TASK REQUIREMENTS ▸ Leave out the pictures and copy each record below exactly.

-------- RECORDS --------

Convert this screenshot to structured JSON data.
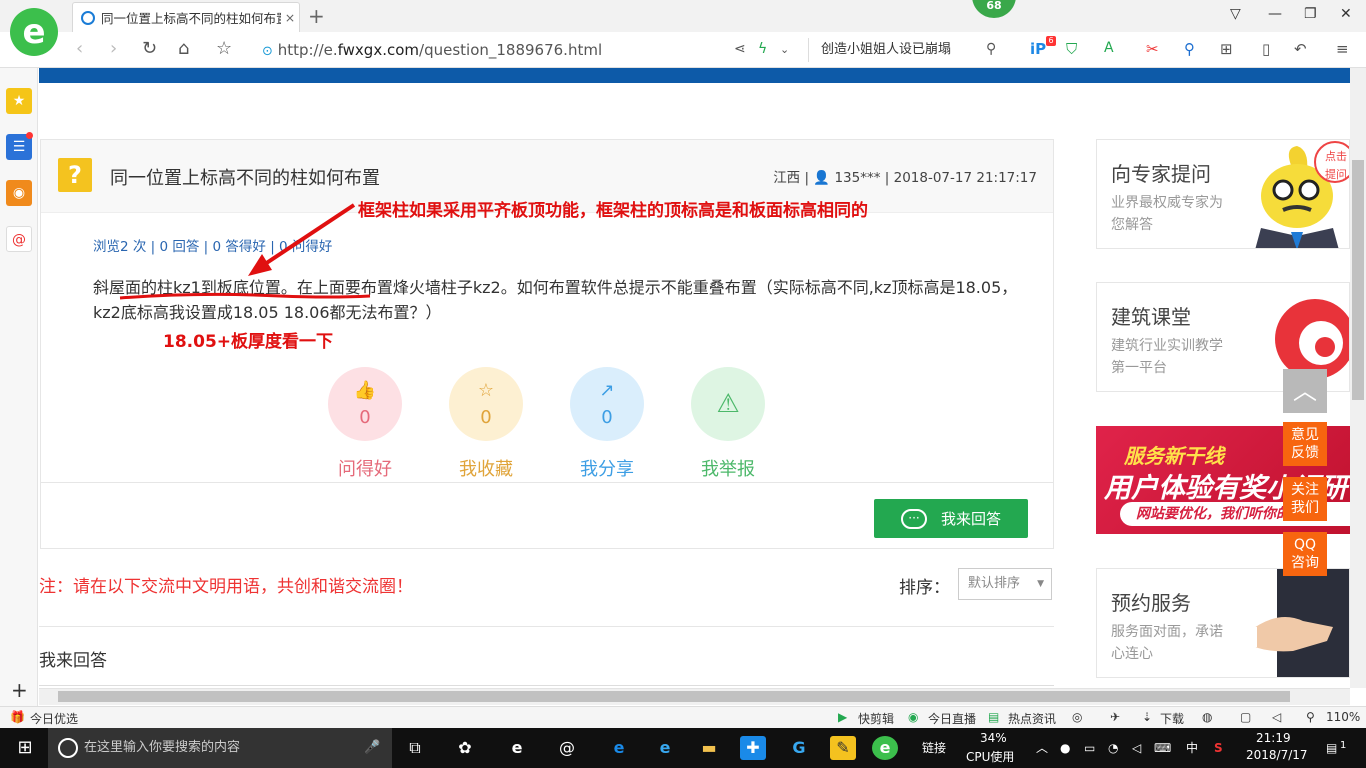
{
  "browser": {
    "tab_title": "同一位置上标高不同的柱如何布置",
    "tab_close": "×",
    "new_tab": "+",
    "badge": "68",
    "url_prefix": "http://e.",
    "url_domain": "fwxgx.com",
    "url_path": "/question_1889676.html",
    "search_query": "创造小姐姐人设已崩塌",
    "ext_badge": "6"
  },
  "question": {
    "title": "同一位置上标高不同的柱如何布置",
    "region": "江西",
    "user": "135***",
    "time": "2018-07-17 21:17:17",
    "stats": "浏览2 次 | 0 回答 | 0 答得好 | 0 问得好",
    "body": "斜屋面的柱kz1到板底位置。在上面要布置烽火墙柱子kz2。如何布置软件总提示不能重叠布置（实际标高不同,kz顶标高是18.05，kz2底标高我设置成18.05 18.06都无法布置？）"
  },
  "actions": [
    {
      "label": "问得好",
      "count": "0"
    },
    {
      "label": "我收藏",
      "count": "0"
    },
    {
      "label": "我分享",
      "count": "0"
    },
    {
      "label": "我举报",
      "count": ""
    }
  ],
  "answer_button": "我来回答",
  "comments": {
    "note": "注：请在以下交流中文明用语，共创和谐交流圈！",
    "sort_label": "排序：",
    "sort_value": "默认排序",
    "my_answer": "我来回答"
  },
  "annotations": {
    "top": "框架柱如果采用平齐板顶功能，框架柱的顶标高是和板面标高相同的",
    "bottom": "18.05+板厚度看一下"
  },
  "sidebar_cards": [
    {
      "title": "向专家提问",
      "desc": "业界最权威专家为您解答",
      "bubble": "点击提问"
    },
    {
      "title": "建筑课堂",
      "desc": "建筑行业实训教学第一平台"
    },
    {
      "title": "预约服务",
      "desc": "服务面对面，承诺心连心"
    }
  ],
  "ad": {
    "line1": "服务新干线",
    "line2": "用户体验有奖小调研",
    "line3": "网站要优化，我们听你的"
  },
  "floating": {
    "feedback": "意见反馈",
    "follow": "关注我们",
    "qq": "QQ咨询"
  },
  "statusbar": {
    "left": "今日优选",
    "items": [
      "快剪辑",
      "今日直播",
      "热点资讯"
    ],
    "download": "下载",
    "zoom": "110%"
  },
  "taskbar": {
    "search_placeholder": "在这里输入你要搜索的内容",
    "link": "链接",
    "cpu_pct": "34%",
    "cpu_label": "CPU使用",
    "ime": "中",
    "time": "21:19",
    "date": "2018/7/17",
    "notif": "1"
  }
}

--------

SOLVED PROBLEM ▸
Convert this screenshot to structured JSON data.
{
  "browser": {
    "tab_title": "同一位置上标高不同的柱如何布置",
    "tab_close": "×",
    "new_tab": "+",
    "badge": "68",
    "url_prefix": "http://e.",
    "url_domain": "fwxgx.com",
    "url_path": "/question_1889676.html",
    "search_query": "创造小姐姐人设已崩塌",
    "ext_badge": "6"
  },
  "question": {
    "title": "同一位置上标高不同的柱如何布置",
    "region": "江西",
    "user": "135***",
    "time": "2018-07-17 21:17:17",
    "stats": "浏览2 次 | 0 回答 | 0 答得好 | 0 问得好",
    "body": "斜屋面的柱kz1到板底位置。在上面要布置烽火墙柱子kz2。如何布置软件总提示不能重叠布置（实际标高不同,kz顶标高是18.05，kz2底标高我设置成18.05 18.06都无法布置？）"
  },
  "actions": [
    {
      "label": "问得好",
      "count": "0"
    },
    {
      "label": "我收藏",
      "count": "0"
    },
    {
      "label": "我分享",
      "count": "0"
    },
    {
      "label": "我举报",
      "count": ""
    }
  ],
  "answer_button": "我来回答",
  "comments": {
    "note": "注：请在以下交流中文明用语，共创和谐交流圈！",
    "sort_label": "排序：",
    "sort_value": "默认排序",
    "my_answer": "我来回答"
  },
  "annotations": {
    "top": "框架柱如果采用平齐板顶功能，框架柱的顶标高是和板面标高相同的",
    "bottom": "18.05+板厚度看一下"
  },
  "sidebar_cards": [
    {
      "title": "向专家提问",
      "desc": "业界最权威专家为您解答",
      "bubble": "点击提问"
    },
    {
      "title": "建筑课堂",
      "desc": "建筑行业实训教学第一平台"
    },
    {
      "title": "预约服务",
      "desc": "服务面对面，承诺心连心"
    }
  ],
  "ad": {
    "line1": "服务新干线",
    "line2": "用户体验有奖小调研",
    "line3": "网站要优化，我们听你的"
  },
  "floating": {
    "feedback": "意见反馈",
    "follow": "关注我们",
    "qq": "QQ咨询"
  },
  "statusbar": {
    "left": "今日优选",
    "items": [
      "快剪辑",
      "今日直播",
      "热点资讯"
    ],
    "download": "下载",
    "zoom": "110%"
  },
  "taskbar": {
    "search_placeholder": "在这里输入你要搜索的内容",
    "link": "链接",
    "cpu_pct": "34%",
    "cpu_label": "CPU使用",
    "ime": "中",
    "time": "21:19",
    "date": "2018/7/17",
    "notif": "1"
  }
}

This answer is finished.